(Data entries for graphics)
::::::::::
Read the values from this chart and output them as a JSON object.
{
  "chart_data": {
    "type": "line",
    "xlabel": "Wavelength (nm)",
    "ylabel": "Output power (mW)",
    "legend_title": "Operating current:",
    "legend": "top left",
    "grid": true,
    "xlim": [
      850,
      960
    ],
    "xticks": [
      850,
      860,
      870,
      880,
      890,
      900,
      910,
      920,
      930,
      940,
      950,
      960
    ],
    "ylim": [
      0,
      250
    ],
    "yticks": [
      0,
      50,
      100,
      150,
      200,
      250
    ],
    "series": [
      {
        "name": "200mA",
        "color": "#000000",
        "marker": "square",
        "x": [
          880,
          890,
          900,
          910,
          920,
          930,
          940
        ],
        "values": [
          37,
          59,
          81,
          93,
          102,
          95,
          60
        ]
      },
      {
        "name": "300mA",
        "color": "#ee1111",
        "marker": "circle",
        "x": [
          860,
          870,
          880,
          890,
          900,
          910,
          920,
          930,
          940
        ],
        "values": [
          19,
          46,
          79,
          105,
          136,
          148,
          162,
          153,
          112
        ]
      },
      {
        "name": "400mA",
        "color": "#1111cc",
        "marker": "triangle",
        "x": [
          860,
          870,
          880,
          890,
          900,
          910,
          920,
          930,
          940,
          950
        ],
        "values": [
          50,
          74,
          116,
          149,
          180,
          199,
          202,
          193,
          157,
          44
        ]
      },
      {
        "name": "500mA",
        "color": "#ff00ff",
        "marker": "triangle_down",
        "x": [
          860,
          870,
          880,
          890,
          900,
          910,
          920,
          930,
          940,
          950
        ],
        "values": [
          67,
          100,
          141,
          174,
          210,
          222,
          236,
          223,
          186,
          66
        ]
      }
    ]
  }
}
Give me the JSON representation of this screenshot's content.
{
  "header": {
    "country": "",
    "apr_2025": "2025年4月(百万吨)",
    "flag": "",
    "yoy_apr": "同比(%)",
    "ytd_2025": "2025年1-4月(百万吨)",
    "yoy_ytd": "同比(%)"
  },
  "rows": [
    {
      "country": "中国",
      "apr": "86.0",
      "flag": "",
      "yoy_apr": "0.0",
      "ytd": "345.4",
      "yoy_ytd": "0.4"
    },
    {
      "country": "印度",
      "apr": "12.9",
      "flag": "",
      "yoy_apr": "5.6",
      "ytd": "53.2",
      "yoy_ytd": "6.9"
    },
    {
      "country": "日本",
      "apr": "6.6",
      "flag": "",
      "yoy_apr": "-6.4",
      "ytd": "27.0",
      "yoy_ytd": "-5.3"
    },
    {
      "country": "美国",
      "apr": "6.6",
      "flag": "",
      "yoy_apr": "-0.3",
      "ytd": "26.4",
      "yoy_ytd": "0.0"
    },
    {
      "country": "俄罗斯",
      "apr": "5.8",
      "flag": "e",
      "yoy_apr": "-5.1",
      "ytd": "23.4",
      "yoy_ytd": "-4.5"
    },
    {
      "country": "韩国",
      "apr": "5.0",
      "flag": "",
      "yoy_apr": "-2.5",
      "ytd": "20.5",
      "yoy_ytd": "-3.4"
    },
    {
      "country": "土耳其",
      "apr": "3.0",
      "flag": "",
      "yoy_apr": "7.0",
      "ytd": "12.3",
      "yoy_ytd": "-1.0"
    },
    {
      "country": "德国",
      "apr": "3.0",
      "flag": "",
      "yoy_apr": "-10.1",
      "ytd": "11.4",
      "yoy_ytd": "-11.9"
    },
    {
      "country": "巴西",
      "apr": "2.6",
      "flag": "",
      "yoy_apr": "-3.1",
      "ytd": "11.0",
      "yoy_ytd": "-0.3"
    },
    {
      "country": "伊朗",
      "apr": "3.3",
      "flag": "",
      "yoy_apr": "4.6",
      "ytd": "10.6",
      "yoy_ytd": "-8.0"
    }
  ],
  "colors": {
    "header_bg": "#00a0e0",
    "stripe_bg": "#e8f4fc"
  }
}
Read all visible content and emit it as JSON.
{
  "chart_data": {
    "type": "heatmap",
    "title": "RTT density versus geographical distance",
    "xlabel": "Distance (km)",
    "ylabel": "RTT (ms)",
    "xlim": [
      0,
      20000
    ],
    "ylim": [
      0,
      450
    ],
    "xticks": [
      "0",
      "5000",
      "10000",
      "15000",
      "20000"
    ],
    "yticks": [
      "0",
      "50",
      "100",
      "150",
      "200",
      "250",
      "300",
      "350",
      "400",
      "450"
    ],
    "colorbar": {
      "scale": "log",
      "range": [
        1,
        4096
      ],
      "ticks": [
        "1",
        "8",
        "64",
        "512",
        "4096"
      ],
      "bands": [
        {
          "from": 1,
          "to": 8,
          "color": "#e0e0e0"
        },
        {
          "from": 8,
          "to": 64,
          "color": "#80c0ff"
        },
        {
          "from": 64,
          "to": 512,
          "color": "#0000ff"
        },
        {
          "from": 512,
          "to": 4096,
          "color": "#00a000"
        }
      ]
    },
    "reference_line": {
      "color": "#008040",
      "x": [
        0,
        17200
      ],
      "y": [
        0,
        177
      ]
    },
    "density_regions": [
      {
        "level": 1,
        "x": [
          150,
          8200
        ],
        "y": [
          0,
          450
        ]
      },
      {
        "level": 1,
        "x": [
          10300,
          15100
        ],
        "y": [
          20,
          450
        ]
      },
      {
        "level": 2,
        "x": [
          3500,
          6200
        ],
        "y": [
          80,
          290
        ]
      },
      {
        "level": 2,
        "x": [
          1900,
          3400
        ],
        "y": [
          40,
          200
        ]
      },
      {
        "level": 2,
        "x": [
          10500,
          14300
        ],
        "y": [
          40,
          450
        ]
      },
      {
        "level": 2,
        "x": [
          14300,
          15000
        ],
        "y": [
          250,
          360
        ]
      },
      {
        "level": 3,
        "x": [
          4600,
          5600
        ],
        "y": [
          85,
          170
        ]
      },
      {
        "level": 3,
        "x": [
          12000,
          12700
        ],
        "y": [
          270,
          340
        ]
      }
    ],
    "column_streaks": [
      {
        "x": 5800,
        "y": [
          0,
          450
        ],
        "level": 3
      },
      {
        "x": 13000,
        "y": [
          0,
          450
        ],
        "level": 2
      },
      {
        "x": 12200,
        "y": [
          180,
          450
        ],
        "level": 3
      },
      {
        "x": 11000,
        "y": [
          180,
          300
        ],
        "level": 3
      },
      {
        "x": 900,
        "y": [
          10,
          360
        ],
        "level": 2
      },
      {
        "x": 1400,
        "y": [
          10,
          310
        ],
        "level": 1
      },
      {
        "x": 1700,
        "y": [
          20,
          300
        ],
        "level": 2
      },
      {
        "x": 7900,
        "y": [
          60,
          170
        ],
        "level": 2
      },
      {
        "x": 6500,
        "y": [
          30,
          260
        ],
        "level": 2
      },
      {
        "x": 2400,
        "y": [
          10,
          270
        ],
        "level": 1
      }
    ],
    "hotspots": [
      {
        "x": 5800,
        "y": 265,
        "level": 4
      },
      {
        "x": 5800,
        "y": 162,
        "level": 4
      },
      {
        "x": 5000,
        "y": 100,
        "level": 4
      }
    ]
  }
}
::::::::::
**What you will do:** Transcribe the records above exactly as they appear.

**Response to this exercise:**
Read the values from this chart and output them as a JSON object.
{
  "chart_data": {
    "type": "line",
    "xlabel": "Wavelength (nm)",
    "ylabel": "Output power (mW)",
    "legend_title": "Operating current:",
    "legend": "top left",
    "grid": true,
    "xlim": [
      850,
      960
    ],
    "xticks": [
      850,
      860,
      870,
      880,
      890,
      900,
      910,
      920,
      930,
      940,
      950,
      960
    ],
    "ylim": [
      0,
      250
    ],
    "yticks": [
      0,
      50,
      100,
      150,
      200,
      250
    ],
    "series": [
      {
        "name": "200mA",
        "color": "#000000",
        "marker": "square",
        "x": [
          880,
          890,
          900,
          910,
          920,
          930,
          940
        ],
        "values": [
          37,
          59,
          81,
          93,
          102,
          95,
          60
        ]
      },
      {
        "name": "300mA",
        "color": "#ee1111",
        "marker": "circle",
        "x": [
          860,
          870,
          880,
          890,
          900,
          910,
          920,
          930,
          940
        ],
        "values": [
          19,
          46,
          79,
          105,
          136,
          148,
          162,
          153,
          112
        ]
      },
      {
        "name": "400mA",
        "color": "#1111cc",
        "marker": "triangle",
        "x": [
          860,
          870,
          880,
          890,
          900,
          910,
          920,
          930,
          940,
          950
        ],
        "values": [
          50,
          74,
          116,
          149,
          180,
          199,
          202,
          193,
          157,
          44
        ]
      },
      {
        "name": "500mA",
        "color": "#ff00ff",
        "marker": "triangle_down",
        "x": [
          860,
          870,
          880,
          890,
          900,
          910,
          920,
          930,
          940,
          950
        ],
        "values": [
          67,
          100,
          141,
          174,
          210,
          222,
          236,
          223,
          186,
          66
        ]
      }
    ]
  }
}
Give me the JSON representation of this screenshot's content.
{
  "header": {
    "country": "",
    "apr_2025": "2025年4月(百万吨)",
    "flag": "",
    "yoy_apr": "同比(%)",
    "ytd_2025": "2025年1-4月(百万吨)",
    "yoy_ytd": "同比(%)"
  },
  "rows": [
    {
      "country": "中国",
      "apr": "86.0",
      "flag": "",
      "yoy_apr": "0.0",
      "ytd": "345.4",
      "yoy_ytd": "0.4"
    },
    {
      "country": "印度",
      "apr": "12.9",
      "flag": "",
      "yoy_apr": "5.6",
      "ytd": "53.2",
      "yoy_ytd": "6.9"
    },
    {
      "country": "日本",
      "apr": "6.6",
      "flag": "",
      "yoy_apr": "-6.4",
      "ytd": "27.0",
      "yoy_ytd": "-5.3"
    },
    {
      "country": "美国",
      "apr": "6.6",
      "flag": "",
      "yoy_apr": "-0.3",
      "ytd": "26.4",
      "yoy_ytd": "0.0"
    },
    {
      "country": "俄罗斯",
      "apr": "5.8",
      "flag": "e",
      "yoy_apr": "-5.1",
      "ytd": "23.4",
      "yoy_ytd": "-4.5"
    },
    {
      "country": "韩国",
      "apr": "5.0",
      "flag": "",
      "yoy_apr": "-2.5",
      "ytd": "20.5",
      "yoy_ytd": "-3.4"
    },
    {
      "country": "土耳其",
      "apr": "3.0",
      "flag": "",
      "yoy_apr": "7.0",
      "ytd": "12.3",
      "yoy_ytd": "-1.0"
    },
    {
      "country": "德国",
      "apr": "3.0",
      "flag": "",
      "yoy_apr": "-10.1",
      "ytd": "11.4",
      "yoy_ytd": "-11.9"
    },
    {
      "country": "巴西",
      "apr": "2.6",
      "flag": "",
      "yoy_apr": "-3.1",
      "ytd": "11.0",
      "yoy_ytd": "-0.3"
    },
    {
      "country": "伊朗",
      "apr": "3.3",
      "flag": "",
      "yoy_apr": "4.6",
      "ytd": "10.6",
      "yoy_ytd": "-8.0"
    }
  ],
  "colors": {
    "header_bg": "#00a0e0",
    "stripe_bg": "#e8f4fc"
  }
}
Read all visible content and emit it as JSON.
{
  "chart_data": {
    "type": "heatmap",
    "title": "RTT density versus geographical distance",
    "xlabel": "Distance (km)",
    "ylabel": "RTT (ms)",
    "xlim": [
      0,
      20000
    ],
    "ylim": [
      0,
      450
    ],
    "xticks": [
      "0",
      "5000",
      "10000",
      "15000",
      "20000"
    ],
    "yticks": [
      "0",
      "50",
      "100",
      "150",
      "200",
      "250",
      "300",
      "350",
      "400",
      "450"
    ],
    "colorbar": {
      "scale": "log",
      "range": [
        1,
        4096
      ],
      "ticks": [
        "1",
        "8",
        "64",
        "512",
        "4096"
      ],
      "bands": [
        {
          "from": 1,
          "to": 8,
          "color": "#e0e0e0"
        },
        {
          "from": 8,
          "to": 64,
          "color": "#80c0ff"
        },
        {
          "from": 64,
          "to": 512,
          "color": "#0000ff"
        },
        {
          "from": 512,
          "to": 4096,
          "color": "#00a000"
        }
      ]
    },
    "reference_line": {
      "color": "#008040",
      "x": [
        0,
        17200
      ],
      "y": [
        0,
        177
      ]
    },
    "density_regions": [
      {
        "level": 1,
        "x": [
          150,
          8200
        ],
        "y": [
          0,
          450
        ]
      },
      {
        "level": 1,
        "x": [
          10300,
          15100
        ],
        "y": [
          20,
          450
        ]
      },
      {
        "level": 2,
        "x": [
          3500,
          6200
        ],
        "y": [
          80,
          290
        ]
      },
      {
        "level": 2,
        "x": [
          1900,
          3400
        ],
        "y": [
          40,
          200
        ]
      },
      {
        "level": 2,
        "x": [
          10500,
          14300
        ],
        "y": [
          40,
          450
        ]
      },
      {
        "level": 2,
        "x": [
          14300,
          15000
        ],
        "y": [
          250,
          360
        ]
      },
      {
        "level": 3,
        "x": [
          4600,
          5600
        ],
        "y": [
          85,
          170
        ]
      },
      {
        "level": 3,
        "x": [
          12000,
          12700
        ],
        "y": [
          270,
          340
        ]
      }
    ],
    "column_streaks": [
      {
        "x": 5800,
        "y": [
          0,
          450
        ],
        "level": 3
      },
      {
        "x": 13000,
        "y": [
          0,
          450
        ],
        "level": 2
      },
      {
        "x": 12200,
        "y": [
          180,
          450
        ],
        "level": 3
      },
      {
        "x": 11000,
        "y": [
          180,
          300
        ],
        "level": 3
      },
      {
        "x": 900,
        "y": [
          10,
          360
        ],
        "level": 2
      },
      {
        "x": 1400,
        "y": [
          10,
          310
        ],
        "level": 1
      },
      {
        "x": 1700,
        "y": [
          20,
          300
        ],
        "level": 2
      },
      {
        "x": 7900,
        "y": [
          60,
          170
        ],
        "level": 2
      },
      {
        "x": 6500,
        "y": [
          30,
          260
        ],
        "level": 2
      },
      {
        "x": 2400,
        "y": [
          10,
          270
        ],
        "level": 1
      }
    ],
    "hotspots": [
      {
        "x": 5800,
        "y": 265,
        "level": 4
      },
      {
        "x": 5800,
        "y": 162,
        "level": 4
      },
      {
        "x": 5000,
        "y": 100,
        "level": 4
      }
    ]
  }
}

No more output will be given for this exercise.